» **Exercise directions**
Extract every line of the material that holds the string "Machův".

» **Supplied entries**
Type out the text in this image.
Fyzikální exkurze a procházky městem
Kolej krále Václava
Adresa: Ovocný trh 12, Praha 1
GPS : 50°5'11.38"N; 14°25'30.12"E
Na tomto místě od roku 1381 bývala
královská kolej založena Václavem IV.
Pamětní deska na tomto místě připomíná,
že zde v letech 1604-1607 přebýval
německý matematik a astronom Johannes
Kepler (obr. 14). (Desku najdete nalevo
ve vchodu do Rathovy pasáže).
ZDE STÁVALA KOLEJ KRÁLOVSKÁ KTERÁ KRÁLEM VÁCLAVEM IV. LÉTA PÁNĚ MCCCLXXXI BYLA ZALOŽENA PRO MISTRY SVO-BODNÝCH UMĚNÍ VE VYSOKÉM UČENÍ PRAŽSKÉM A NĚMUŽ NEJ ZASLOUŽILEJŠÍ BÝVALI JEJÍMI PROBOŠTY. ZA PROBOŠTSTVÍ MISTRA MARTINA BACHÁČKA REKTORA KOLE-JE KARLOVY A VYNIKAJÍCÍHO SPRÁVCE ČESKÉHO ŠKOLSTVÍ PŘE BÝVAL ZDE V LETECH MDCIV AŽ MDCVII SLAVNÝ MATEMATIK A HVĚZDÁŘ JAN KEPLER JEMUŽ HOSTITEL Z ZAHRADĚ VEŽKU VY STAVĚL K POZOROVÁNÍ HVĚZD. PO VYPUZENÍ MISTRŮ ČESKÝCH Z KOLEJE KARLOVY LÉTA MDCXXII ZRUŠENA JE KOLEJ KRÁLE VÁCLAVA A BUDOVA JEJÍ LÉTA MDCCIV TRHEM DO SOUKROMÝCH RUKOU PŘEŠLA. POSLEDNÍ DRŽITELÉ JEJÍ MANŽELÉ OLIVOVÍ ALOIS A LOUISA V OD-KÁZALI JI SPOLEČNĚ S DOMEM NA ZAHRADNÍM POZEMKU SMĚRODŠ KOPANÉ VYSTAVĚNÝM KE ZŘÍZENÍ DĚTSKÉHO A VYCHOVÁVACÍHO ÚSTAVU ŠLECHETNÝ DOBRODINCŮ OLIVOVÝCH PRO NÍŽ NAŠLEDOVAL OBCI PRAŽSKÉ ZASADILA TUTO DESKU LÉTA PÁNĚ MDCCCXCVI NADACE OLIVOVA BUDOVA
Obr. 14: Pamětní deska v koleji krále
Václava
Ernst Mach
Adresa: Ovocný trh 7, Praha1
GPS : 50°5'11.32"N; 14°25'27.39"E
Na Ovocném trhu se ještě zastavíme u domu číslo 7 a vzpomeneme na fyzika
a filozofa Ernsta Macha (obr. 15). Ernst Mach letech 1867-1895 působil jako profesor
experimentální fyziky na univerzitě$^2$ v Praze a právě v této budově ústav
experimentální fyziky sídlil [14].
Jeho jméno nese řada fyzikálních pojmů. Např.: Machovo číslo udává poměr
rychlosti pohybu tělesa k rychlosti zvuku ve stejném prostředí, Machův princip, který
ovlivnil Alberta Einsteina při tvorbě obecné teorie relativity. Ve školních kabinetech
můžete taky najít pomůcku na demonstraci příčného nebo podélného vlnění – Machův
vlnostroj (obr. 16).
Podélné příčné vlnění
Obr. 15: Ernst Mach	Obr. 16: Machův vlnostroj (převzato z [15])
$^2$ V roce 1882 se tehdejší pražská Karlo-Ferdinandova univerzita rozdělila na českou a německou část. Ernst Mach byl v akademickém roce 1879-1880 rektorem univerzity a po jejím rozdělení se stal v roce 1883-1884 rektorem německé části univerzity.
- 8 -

» **Task output**
rychlosti pohybu tělesa k rychlosti zvuku ve stejném prostředí, Machův princip, který
můžete taky najít pomůcku na demonstraci příčného nebo podélného vlnění – Machův
Obr. 15: Ernst Mach	Obr. 16: Machův vlnostroj (převzato z [15])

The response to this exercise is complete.